● WORK INSTRUCTIONS: Filter the records below for the word "investigación". Copy each line that holds it.

*** PROVIDED MATERIAL

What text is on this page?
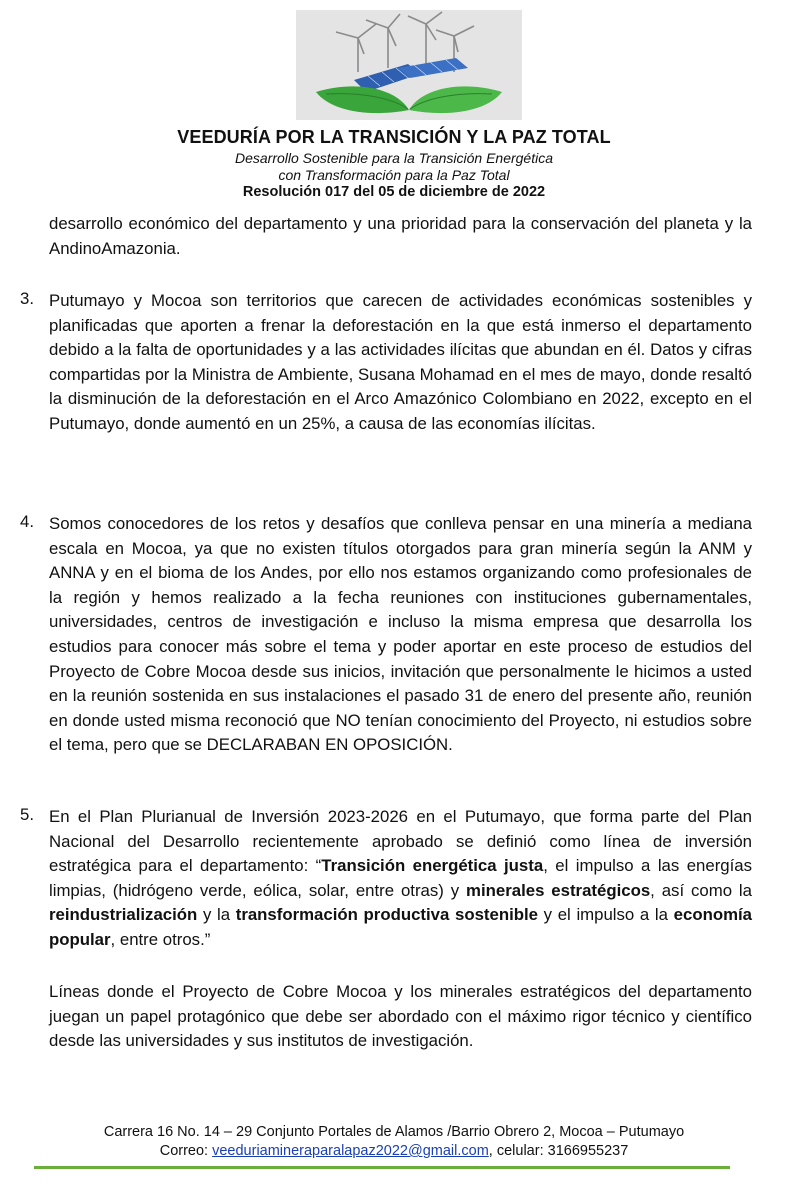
VEEDURÍA POR LA TRANSICIÓN Y LA PAZ TOTAL
Desarrollo Sostenible para la Transición Energética
con Transformación para la Paz Total
Resolución 017 del 05 de diciembre de 2022

desarrollo económico del departamento y una prioridad para la conservación del planeta y la AndinoAmazonia.

3. Putumayo y Mocoa son territorios que carecen de actividades económicas sostenibles y planificadas que aporten a frenar la deforestación en la que está inmerso el departamento debido a la falta de oportunidades y a las actividades ilícitas que abundan en él. Datos y cifras compartidas por la Ministra de Ambiente, Susana Mohamad en el mes de mayo, donde resaltó la disminución de la deforestación en el Arco Amazónico Colombiano en 2022, excepto en el Putumayo, donde aumentó en un 25%, a causa de las economías ilícitas.

4. Somos conocedores de los retos y desafíos que conlleva pensar en una minería a mediana escala en Mocoa, ya que no existen títulos otorgados para gran minería según la ANM y ANNA y en el bioma de los Andes, por ello nos estamos organizando como profesionales de la región y hemos realizado a la fecha reuniones con instituciones gubernamentales, universidades, centros de investigación e incluso la misma empresa que desarrolla los estudios para conocer más sobre el tema y poder aportar en este proceso de estudios del Proyecto de Cobre Mocoa desde sus inicios, invitación que personalmente le hicimos a usted en la reunión sostenida en sus instalaciones el pasado 31 de enero del presente año, reunión en donde usted misma reconoció que NO tenían conocimiento del Proyecto, ni estudios sobre el tema, pero que se DECLARABAN EN OPOSICIÓN.

5. En el Plan Plurianual de Inversión 2023-2026 en el Putumayo, que forma parte del Plan Nacional del Desarrollo recientemente aprobado se definió como línea de inversión estratégica para el departamento: “Transición energética justa, el impulso a las energías limpias, (hidrógeno verde, eólica, solar, entre otras) y minerales estratégicos, así como la reindustrialización y la transformación productiva sostenible y el impulso a la economía popular, entre otros.”

Líneas donde el Proyecto de Cobre Mocoa y los minerales estratégicos del departamento juegan un papel protagónico que debe ser abordado con el máximo rigor técnico y científico desde las universidades y sus institutos de investigación.

Carrera 16 No. 14 – 29 Conjunto Portales de Alamos /Barrio Obrero 2, Mocoa – Putumayo
Correo: veeduriamineraparalapaz2022@gmail.com, celular: 3166955237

******

● FULL SOLUTION:
4. Somos conocedores de los retos y desafíos que conlleva pensar en una minería a mediana escala en Mocoa, ya que no existen títulos otorgados para gran minería según la ANM y ANNA y en el bioma de los Andes, por ello nos estamos organizando como profesionales de la región y hemos realizado a la fecha reuniones con instituciones gubernamentales, universidades, centros de investigación e incluso la misma empresa que desarrolla los estudios para conocer más sobre el tema y poder aportar en este proceso de estudios del Proyecto de Cobre Mocoa desde sus inicios, invitación que personalmente le hicimos a usted en la reunión sostenida en sus instalaciones el pasado 31 de enero del presente año, reunión en donde usted misma reconoció que NO tenían conocimiento del Proyecto, ni estudios sobre el tema, pero que se DECLARABAN EN OPOSICIÓN.
Líneas donde el Proyecto de Cobre Mocoa y los minerales estratégicos del departamento juegan un papel protagónico que debe ser abordado con el máximo rigor técnico y científico desde las universidades y sus institutos de investigación.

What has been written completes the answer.